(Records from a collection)
#####

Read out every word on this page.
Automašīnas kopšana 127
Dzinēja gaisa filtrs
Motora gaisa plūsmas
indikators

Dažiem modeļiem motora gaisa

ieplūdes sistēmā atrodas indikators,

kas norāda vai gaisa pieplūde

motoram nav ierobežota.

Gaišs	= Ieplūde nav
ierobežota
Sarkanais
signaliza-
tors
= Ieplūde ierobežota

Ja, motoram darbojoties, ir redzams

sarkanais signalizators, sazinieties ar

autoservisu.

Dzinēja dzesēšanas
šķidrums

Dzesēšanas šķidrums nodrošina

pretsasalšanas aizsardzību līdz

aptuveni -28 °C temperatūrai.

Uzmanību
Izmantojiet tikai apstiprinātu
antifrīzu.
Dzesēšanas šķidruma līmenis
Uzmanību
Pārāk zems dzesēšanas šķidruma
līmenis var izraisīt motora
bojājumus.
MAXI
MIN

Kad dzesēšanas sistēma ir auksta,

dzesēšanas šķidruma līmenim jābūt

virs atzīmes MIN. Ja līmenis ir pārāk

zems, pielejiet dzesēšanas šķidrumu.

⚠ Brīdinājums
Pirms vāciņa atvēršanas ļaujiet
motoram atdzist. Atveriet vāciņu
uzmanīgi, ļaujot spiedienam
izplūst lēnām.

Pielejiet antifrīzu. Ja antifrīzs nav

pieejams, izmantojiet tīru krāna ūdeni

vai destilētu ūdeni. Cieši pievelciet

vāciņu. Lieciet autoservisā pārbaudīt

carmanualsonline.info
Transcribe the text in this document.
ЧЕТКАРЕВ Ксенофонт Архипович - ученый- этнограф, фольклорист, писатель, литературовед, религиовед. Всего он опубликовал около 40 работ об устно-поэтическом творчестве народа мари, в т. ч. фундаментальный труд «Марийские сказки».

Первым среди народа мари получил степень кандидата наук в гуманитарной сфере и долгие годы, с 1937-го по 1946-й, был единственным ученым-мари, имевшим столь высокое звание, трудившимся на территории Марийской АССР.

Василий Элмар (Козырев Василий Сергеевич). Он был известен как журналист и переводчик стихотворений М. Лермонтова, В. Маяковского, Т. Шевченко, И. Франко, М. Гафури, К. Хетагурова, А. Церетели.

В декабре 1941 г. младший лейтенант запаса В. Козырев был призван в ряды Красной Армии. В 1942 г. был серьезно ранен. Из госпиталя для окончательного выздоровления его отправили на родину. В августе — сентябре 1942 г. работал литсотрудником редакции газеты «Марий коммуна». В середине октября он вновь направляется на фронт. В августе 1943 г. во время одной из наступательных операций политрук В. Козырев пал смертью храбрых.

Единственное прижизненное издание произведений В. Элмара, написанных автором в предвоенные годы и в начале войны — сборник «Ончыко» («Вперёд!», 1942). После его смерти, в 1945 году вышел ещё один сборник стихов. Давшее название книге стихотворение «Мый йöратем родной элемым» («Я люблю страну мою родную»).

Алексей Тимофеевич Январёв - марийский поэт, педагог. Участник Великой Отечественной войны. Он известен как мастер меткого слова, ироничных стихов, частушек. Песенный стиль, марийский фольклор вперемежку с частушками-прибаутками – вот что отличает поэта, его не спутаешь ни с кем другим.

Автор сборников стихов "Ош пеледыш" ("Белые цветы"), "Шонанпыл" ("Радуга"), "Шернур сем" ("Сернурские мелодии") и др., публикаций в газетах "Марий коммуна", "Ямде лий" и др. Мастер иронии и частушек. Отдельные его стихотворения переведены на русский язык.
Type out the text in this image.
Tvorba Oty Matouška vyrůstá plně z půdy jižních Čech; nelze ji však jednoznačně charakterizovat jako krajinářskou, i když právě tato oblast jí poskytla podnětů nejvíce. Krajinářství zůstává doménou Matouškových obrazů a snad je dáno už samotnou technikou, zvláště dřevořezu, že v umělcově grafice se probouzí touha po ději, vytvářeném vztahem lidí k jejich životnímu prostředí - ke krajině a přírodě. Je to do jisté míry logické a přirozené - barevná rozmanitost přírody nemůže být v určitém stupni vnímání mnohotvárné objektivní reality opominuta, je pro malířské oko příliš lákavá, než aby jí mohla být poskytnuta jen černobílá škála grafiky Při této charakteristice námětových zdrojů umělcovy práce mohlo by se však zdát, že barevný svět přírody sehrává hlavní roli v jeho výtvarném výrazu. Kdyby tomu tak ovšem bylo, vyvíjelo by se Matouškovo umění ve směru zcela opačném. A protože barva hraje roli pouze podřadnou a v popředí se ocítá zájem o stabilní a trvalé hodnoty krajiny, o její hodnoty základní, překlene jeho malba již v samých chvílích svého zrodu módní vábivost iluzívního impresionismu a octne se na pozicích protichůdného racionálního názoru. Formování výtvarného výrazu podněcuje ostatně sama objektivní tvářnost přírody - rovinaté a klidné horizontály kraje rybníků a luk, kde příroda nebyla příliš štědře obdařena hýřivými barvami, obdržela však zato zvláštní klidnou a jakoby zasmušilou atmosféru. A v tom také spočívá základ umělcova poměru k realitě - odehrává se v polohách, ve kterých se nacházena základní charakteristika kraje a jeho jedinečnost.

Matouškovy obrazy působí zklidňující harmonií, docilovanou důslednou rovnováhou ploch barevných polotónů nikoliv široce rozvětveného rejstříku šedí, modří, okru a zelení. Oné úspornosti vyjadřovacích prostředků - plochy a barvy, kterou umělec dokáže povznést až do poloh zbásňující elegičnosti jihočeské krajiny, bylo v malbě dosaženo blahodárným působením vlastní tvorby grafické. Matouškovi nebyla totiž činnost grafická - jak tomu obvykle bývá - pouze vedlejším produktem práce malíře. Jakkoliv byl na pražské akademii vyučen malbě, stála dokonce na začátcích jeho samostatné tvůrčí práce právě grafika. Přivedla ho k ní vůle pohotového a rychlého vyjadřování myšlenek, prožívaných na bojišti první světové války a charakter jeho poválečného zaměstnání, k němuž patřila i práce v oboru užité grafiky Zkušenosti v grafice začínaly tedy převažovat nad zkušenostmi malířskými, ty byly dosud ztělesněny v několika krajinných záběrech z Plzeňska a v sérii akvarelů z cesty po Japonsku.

#####

:: PROBLEM DETAILS ::
Spot every line that holds "gaisa" and copy it.

:: SOLUTION FOR THIS EXERCISE ::
Dzinēja gaisa filtrs
Motora gaisa plūsmas
Dažiem modeļiem motora gaisa
kas norāda vai gaisa pieplūde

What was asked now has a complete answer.